**** Given information

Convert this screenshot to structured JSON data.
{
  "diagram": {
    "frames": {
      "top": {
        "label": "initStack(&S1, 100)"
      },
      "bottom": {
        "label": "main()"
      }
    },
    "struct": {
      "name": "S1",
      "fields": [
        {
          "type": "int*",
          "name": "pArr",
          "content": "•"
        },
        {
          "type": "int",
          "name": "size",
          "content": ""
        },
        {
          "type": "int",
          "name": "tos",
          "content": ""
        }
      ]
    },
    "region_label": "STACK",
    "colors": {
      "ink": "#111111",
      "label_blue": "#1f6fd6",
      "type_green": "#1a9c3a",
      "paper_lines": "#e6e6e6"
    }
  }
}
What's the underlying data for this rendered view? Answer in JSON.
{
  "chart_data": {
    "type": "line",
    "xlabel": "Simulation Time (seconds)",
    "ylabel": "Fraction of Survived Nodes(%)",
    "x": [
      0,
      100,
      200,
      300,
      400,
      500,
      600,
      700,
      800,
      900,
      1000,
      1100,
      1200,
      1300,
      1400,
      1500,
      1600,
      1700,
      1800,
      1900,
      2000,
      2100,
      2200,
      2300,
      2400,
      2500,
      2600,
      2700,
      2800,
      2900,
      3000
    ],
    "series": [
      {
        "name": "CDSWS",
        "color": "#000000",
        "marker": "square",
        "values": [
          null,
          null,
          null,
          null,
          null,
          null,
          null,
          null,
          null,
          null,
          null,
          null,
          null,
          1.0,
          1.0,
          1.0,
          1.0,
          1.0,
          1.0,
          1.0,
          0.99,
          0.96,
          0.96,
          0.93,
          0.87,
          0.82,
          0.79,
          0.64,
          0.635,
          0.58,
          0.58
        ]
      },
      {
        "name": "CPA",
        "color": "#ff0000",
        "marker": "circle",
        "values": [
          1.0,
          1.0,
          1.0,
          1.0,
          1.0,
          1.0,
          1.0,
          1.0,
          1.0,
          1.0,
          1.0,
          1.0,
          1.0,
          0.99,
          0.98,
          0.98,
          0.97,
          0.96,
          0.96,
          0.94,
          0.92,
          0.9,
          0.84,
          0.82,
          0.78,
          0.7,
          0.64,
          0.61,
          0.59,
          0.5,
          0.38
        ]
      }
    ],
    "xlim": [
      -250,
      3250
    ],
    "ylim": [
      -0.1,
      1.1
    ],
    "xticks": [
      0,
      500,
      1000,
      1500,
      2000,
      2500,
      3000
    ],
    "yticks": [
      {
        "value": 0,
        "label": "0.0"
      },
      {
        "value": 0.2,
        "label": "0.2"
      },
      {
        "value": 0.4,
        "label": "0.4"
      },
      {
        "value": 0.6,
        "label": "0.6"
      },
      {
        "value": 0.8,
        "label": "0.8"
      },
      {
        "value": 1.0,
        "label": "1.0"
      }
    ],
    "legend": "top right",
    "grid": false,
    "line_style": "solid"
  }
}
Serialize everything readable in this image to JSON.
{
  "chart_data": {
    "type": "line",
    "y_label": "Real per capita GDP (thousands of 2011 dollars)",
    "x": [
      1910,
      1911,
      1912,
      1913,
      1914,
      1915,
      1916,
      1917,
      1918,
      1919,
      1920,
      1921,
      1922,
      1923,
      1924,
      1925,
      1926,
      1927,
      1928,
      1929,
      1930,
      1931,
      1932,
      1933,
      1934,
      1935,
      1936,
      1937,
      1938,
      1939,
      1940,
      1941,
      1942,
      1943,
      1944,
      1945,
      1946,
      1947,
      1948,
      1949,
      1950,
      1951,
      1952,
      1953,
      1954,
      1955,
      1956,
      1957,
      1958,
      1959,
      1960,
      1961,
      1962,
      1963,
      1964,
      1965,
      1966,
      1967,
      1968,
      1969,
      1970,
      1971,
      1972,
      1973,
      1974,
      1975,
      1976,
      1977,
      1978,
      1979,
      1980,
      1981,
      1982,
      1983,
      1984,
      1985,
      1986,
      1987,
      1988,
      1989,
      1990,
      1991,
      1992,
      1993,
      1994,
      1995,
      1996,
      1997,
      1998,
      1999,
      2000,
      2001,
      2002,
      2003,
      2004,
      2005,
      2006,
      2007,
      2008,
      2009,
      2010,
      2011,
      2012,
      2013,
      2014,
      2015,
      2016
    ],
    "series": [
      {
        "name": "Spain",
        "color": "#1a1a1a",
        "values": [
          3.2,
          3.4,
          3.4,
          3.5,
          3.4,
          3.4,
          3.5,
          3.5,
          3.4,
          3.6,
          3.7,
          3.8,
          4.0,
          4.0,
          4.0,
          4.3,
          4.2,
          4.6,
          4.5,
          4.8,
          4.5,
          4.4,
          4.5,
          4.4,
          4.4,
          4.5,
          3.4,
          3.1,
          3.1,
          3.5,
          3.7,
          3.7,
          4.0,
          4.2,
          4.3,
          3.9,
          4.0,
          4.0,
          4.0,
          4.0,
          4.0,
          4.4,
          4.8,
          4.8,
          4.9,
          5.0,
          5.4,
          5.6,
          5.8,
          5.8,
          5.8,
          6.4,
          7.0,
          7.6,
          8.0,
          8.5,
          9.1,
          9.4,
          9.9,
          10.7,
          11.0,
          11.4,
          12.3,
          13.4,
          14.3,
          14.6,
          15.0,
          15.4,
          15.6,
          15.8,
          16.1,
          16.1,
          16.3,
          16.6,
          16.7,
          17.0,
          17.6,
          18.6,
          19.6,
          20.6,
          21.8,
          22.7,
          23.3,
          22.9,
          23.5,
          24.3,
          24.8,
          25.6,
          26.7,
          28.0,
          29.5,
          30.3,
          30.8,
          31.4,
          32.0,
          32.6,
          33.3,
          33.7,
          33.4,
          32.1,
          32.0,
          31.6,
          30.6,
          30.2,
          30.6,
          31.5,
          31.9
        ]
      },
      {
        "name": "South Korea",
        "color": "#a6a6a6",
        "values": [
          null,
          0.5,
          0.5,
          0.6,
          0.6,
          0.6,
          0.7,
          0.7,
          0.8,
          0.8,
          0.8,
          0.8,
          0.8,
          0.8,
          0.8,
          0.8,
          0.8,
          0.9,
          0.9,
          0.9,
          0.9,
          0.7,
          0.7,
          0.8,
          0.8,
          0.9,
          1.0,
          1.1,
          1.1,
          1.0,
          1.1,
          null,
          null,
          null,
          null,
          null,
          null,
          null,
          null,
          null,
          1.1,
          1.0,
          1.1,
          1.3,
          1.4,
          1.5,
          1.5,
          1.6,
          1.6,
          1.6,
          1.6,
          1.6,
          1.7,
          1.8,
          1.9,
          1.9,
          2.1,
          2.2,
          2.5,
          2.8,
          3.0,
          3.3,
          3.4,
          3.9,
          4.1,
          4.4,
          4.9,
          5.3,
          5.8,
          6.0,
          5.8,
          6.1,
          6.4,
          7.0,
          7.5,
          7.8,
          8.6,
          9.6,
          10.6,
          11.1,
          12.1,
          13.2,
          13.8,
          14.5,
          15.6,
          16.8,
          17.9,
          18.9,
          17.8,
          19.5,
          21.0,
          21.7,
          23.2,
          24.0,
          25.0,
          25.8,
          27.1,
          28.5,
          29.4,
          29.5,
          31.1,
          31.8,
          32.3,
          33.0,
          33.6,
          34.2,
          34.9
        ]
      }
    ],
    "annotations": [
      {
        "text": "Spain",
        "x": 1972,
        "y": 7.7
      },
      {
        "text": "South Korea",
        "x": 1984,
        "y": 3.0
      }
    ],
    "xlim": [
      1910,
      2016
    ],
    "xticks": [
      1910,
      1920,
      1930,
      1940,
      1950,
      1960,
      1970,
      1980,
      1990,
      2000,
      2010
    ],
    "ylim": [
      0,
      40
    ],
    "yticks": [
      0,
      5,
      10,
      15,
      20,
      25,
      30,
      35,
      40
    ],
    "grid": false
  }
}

********

■ **Work to do**
Quote the material exactly, leaving nothing out.

■ **Problem solution**
Convert this screenshot to structured JSON data.
{
  "diagram": {
    "frames": {
      "top": {
        "label": "initStack(&S1, 100)"
      },
      "bottom": {
        "label": "main()"
      }
    },
    "struct": {
      "name": "S1",
      "fields": [
        {
          "type": "int*",
          "name": "pArr",
          "content": "•"
        },
        {
          "type": "int",
          "name": "size",
          "content": ""
        },
        {
          "type": "int",
          "name": "tos",
          "content": ""
        }
      ]
    },
    "region_label": "STACK",
    "colors": {
      "ink": "#111111",
      "label_blue": "#1f6fd6",
      "type_green": "#1a9c3a",
      "paper_lines": "#e6e6e6"
    }
  }
}
What's the underlying data for this rendered view? Answer in JSON.
{
  "chart_data": {
    "type": "line",
    "xlabel": "Simulation Time (seconds)",
    "ylabel": "Fraction of Survived Nodes(%)",
    "x": [
      0,
      100,
      200,
      300,
      400,
      500,
      600,
      700,
      800,
      900,
      1000,
      1100,
      1200,
      1300,
      1400,
      1500,
      1600,
      1700,
      1800,
      1900,
      2000,
      2100,
      2200,
      2300,
      2400,
      2500,
      2600,
      2700,
      2800,
      2900,
      3000
    ],
    "series": [
      {
        "name": "CDSWS",
        "color": "#000000",
        "marker": "square",
        "values": [
          null,
          null,
          null,
          null,
          null,
          null,
          null,
          null,
          null,
          null,
          null,
          null,
          null,
          1.0,
          1.0,
          1.0,
          1.0,
          1.0,
          1.0,
          1.0,
          0.99,
          0.96,
          0.96,
          0.93,
          0.87,
          0.82,
          0.79,
          0.64,
          0.635,
          0.58,
          0.58
        ]
      },
      {
        "name": "CPA",
        "color": "#ff0000",
        "marker": "circle",
        "values": [
          1.0,
          1.0,
          1.0,
          1.0,
          1.0,
          1.0,
          1.0,
          1.0,
          1.0,
          1.0,
          1.0,
          1.0,
          1.0,
          0.99,
          0.98,
          0.98,
          0.97,
          0.96,
          0.96,
          0.94,
          0.92,
          0.9,
          0.84,
          0.82,
          0.78,
          0.7,
          0.64,
          0.61,
          0.59,
          0.5,
          0.38
        ]
      }
    ],
    "xlim": [
      -250,
      3250
    ],
    "ylim": [
      -0.1,
      1.1
    ],
    "xticks": [
      0,
      500,
      1000,
      1500,
      2000,
      2500,
      3000
    ],
    "yticks": [
      {
        "value": 0,
        "label": "0.0"
      },
      {
        "value": 0.2,
        "label": "0.2"
      },
      {
        "value": 0.4,
        "label": "0.4"
      },
      {
        "value": 0.6,
        "label": "0.6"
      },
      {
        "value": 0.8,
        "label": "0.8"
      },
      {
        "value": 1.0,
        "label": "1.0"
      }
    ],
    "legend": "top right",
    "grid": false,
    "line_style": "solid"
  }
}
Serialize everything readable in this image to JSON.
{
  "chart_data": {
    "type": "line",
    "y_label": "Real per capita GDP (thousands of 2011 dollars)",
    "x": [
      1910,
      1911,
      1912,
      1913,
      1914,
      1915,
      1916,
      1917,
      1918,
      1919,
      1920,
      1921,
      1922,
      1923,
      1924,
      1925,
      1926,
      1927,
      1928,
      1929,
      1930,
      1931,
      1932,
      1933,
      1934,
      1935,
      1936,
      1937,
      1938,
      1939,
      1940,
      1941,
      1942,
      1943,
      1944,
      1945,
      1946,
      1947,
      1948,
      1949,
      1950,
      1951,
      1952,
      1953,
      1954,
      1955,
      1956,
      1957,
      1958,
      1959,
      1960,
      1961,
      1962,
      1963,
      1964,
      1965,
      1966,
      1967,
      1968,
      1969,
      1970,
      1971,
      1972,
      1973,
      1974,
      1975,
      1976,
      1977,
      1978,
      1979,
      1980,
      1981,
      1982,
      1983,
      1984,
      1985,
      1986,
      1987,
      1988,
      1989,
      1990,
      1991,
      1992,
      1993,
      1994,
      1995,
      1996,
      1997,
      1998,
      1999,
      2000,
      2001,
      2002,
      2003,
      2004,
      2005,
      2006,
      2007,
      2008,
      2009,
      2010,
      2011,
      2012,
      2013,
      2014,
      2015,
      2016
    ],
    "series": [
      {
        "name": "Spain",
        "color": "#1a1a1a",
        "values": [
          3.2,
          3.4,
          3.4,
          3.5,
          3.4,
          3.4,
          3.5,
          3.5,
          3.4,
          3.6,
          3.7,
          3.8,
          4.0,
          4.0,
          4.0,
          4.3,
          4.2,
          4.6,
          4.5,
          4.8,
          4.5,
          4.4,
          4.5,
          4.4,
          4.4,
          4.5,
          3.4,
          3.1,
          3.1,
          3.5,
          3.7,
          3.7,
          4.0,
          4.2,
          4.3,
          3.9,
          4.0,
          4.0,
          4.0,
          4.0,
          4.0,
          4.4,
          4.8,
          4.8,
          4.9,
          5.0,
          5.4,
          5.6,
          5.8,
          5.8,
          5.8,
          6.4,
          7.0,
          7.6,
          8.0,
          8.5,
          9.1,
          9.4,
          9.9,
          10.7,
          11.0,
          11.4,
          12.3,
          13.4,
          14.3,
          14.6,
          15.0,
          15.4,
          15.6,
          15.8,
          16.1,
          16.1,
          16.3,
          16.6,
          16.7,
          17.0,
          17.6,
          18.6,
          19.6,
          20.6,
          21.8,
          22.7,
          23.3,
          22.9,
          23.5,
          24.3,
          24.8,
          25.6,
          26.7,
          28.0,
          29.5,
          30.3,
          30.8,
          31.4,
          32.0,
          32.6,
          33.3,
          33.7,
          33.4,
          32.1,
          32.0,
          31.6,
          30.6,
          30.2,
          30.6,
          31.5,
          31.9
        ]
      },
      {
        "name": "South Korea",
        "color": "#a6a6a6",
        "values": [
          null,
          0.5,
          0.5,
          0.6,
          0.6,
          0.6,
          0.7,
          0.7,
          0.8,
          0.8,
          0.8,
          0.8,
          0.8,
          0.8,
          0.8,
          0.8,
          0.8,
          0.9,
          0.9,
          0.9,
          0.9,
          0.7,
          0.7,
          0.8,
          0.8,
          0.9,
          1.0,
          1.1,
          1.1,
          1.0,
          1.1,
          null,
          null,
          null,
          null,
          null,
          null,
          null,
          null,
          null,
          1.1,
          1.0,
          1.1,
          1.3,
          1.4,
          1.5,
          1.5,
          1.6,
          1.6,
          1.6,
          1.6,
          1.6,
          1.7,
          1.8,
          1.9,
          1.9,
          2.1,
          2.2,
          2.5,
          2.8,
          3.0,
          3.3,
          3.4,
          3.9,
          4.1,
          4.4,
          4.9,
          5.3,
          5.8,
          6.0,
          5.8,
          6.1,
          6.4,
          7.0,
          7.5,
          7.8,
          8.6,
          9.6,
          10.6,
          11.1,
          12.1,
          13.2,
          13.8,
          14.5,
          15.6,
          16.8,
          17.9,
          18.9,
          17.8,
          19.5,
          21.0,
          21.7,
          23.2,
          24.0,
          25.0,
          25.8,
          27.1,
          28.5,
          29.4,
          29.5,
          31.1,
          31.8,
          32.3,
          33.0,
          33.6,
          34.2,
          34.9
        ]
      }
    ],
    "annotations": [
      {
        "text": "Spain",
        "x": 1972,
        "y": 7.7
      },
      {
        "text": "South Korea",
        "x": 1984,
        "y": 3.0
      }
    ],
    "xlim": [
      1910,
      2016
    ],
    "xticks": [
      1910,
      1920,
      1930,
      1940,
      1950,
      1960,
      1970,
      1980,
      1990,
      2000,
      2010
    ],
    "ylim": [
      0,
      40
    ],
    "yticks": [
      0,
      5,
      10,
      15,
      20,
      25,
      30,
      35,
      40
    ],
    "grid": false
  }
}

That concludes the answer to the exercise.